Exercise details: Select all lines in the records that include "color".

──────────

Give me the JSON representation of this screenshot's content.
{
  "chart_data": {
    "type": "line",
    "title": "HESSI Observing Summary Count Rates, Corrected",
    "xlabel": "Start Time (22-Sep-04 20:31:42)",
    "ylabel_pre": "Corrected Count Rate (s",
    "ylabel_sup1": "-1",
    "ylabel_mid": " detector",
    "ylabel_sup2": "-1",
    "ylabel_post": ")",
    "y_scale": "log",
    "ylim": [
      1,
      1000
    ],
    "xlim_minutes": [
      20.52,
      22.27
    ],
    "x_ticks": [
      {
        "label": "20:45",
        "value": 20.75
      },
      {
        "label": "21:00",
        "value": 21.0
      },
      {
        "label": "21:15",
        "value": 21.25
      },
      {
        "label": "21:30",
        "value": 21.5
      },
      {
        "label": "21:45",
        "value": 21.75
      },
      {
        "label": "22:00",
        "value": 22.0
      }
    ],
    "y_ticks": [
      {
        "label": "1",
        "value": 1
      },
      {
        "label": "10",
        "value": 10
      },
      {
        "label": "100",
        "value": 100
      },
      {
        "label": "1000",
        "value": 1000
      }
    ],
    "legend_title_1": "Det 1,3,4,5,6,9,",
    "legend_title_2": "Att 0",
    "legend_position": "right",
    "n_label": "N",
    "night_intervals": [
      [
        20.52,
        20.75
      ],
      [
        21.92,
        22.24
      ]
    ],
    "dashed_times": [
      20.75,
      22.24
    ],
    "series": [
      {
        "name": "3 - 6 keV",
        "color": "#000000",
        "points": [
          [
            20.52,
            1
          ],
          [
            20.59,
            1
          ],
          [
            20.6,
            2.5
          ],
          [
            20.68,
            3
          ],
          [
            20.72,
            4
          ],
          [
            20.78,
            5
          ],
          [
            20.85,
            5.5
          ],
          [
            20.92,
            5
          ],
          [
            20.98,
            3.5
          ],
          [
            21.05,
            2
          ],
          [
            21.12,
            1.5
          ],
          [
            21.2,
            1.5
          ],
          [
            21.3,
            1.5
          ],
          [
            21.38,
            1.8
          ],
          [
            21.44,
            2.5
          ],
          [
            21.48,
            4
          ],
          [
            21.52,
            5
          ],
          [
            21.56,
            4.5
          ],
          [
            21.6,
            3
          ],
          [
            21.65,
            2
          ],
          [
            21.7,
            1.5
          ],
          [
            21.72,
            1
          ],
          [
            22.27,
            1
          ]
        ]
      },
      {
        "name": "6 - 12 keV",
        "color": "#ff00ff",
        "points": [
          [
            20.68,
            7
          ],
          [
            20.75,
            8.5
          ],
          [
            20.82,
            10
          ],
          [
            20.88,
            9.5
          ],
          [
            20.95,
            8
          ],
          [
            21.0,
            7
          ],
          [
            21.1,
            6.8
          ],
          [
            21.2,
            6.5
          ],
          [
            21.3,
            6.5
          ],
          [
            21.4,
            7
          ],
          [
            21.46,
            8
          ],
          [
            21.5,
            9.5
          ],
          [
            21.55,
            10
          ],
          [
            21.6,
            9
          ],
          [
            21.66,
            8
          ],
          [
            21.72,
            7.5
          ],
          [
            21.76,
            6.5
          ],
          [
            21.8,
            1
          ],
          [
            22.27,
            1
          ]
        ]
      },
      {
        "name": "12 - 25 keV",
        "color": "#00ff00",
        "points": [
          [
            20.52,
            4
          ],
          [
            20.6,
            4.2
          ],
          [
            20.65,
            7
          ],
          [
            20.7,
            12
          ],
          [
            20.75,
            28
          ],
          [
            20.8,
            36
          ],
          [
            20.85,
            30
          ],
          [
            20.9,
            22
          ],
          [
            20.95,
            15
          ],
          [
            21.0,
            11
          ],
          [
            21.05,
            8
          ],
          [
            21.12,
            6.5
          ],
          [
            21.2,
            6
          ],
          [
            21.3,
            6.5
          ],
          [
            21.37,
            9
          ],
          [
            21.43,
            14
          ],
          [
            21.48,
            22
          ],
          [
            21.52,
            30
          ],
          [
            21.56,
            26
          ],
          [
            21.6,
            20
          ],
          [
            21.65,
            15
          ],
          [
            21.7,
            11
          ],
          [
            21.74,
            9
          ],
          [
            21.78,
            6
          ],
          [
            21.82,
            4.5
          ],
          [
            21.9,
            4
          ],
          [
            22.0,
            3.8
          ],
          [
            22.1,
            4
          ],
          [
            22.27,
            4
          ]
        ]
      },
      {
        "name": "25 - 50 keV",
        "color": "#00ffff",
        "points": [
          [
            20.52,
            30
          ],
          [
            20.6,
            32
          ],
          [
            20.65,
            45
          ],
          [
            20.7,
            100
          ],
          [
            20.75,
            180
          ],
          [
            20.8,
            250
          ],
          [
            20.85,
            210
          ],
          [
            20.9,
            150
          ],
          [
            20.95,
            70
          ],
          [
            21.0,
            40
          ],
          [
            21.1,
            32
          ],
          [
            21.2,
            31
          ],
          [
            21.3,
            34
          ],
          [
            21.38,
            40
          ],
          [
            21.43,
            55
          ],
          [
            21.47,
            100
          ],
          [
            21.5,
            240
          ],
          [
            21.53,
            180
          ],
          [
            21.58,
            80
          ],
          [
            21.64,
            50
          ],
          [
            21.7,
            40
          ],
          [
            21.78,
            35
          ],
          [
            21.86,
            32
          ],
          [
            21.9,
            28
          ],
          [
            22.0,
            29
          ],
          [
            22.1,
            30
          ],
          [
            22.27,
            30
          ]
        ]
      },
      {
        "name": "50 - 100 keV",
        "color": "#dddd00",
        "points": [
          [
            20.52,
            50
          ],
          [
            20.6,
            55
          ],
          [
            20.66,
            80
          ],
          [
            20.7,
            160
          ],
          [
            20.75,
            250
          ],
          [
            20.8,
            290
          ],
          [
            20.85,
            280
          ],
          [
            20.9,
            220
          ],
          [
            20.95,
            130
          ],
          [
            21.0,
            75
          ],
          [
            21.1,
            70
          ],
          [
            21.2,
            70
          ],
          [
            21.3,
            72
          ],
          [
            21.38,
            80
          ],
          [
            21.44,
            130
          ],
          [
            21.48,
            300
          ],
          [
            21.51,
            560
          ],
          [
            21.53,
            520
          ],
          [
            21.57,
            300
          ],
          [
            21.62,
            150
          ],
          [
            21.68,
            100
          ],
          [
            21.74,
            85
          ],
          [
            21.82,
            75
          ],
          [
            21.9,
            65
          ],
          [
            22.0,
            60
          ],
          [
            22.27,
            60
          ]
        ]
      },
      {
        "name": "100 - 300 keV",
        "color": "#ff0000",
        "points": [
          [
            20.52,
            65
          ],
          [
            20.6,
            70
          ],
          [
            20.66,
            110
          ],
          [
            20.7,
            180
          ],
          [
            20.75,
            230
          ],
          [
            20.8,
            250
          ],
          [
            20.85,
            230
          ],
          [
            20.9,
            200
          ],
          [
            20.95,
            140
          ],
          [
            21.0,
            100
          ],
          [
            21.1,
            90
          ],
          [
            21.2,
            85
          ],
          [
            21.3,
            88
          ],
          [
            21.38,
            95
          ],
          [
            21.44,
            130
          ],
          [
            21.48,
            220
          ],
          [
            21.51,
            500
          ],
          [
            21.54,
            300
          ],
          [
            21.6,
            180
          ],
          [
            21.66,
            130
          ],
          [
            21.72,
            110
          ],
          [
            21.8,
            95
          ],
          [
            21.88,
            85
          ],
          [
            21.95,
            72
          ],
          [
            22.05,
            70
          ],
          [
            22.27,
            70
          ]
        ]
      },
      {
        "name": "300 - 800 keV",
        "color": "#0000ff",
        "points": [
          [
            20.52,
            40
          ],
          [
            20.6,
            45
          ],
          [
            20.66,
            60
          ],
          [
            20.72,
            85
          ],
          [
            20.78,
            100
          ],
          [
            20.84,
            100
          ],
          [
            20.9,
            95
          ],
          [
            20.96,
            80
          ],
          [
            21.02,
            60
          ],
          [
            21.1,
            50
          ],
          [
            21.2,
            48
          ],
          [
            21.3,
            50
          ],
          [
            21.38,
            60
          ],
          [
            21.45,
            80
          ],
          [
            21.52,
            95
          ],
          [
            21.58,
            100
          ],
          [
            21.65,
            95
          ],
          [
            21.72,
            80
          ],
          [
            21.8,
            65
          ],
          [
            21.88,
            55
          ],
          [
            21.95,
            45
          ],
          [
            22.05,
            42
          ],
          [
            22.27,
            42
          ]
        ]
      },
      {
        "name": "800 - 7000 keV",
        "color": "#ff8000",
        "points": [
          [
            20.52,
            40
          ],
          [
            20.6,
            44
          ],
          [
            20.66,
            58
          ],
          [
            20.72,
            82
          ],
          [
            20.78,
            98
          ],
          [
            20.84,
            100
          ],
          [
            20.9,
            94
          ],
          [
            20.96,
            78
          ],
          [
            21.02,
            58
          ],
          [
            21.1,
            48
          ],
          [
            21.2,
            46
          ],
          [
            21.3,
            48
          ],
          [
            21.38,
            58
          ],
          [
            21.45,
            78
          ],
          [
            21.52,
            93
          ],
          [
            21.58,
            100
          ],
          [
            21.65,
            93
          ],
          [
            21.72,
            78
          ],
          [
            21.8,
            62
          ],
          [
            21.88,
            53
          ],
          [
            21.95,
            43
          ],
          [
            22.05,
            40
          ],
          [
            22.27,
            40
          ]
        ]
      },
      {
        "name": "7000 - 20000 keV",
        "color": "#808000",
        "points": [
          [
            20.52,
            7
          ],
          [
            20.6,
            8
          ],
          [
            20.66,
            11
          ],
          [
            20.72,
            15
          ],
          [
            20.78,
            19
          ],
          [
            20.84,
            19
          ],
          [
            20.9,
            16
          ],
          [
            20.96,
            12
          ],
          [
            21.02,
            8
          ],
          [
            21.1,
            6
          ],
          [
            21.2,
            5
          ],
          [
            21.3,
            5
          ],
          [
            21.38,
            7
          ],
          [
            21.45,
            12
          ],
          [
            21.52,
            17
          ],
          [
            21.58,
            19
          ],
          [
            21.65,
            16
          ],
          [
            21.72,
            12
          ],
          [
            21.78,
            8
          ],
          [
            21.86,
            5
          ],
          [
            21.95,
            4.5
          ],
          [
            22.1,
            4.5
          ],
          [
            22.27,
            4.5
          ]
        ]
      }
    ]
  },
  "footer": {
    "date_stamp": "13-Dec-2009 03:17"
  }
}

──────────

Result:
        "color": "#000000",
        "color": "#ff00ff",
        "color": "#00ff00",
        "color": "#00ffff",
        "color": "#dddd00",
        "color": "#ff0000",
        "color": "#0000ff",
        "color": "#ff8000",
        "color": "#808000",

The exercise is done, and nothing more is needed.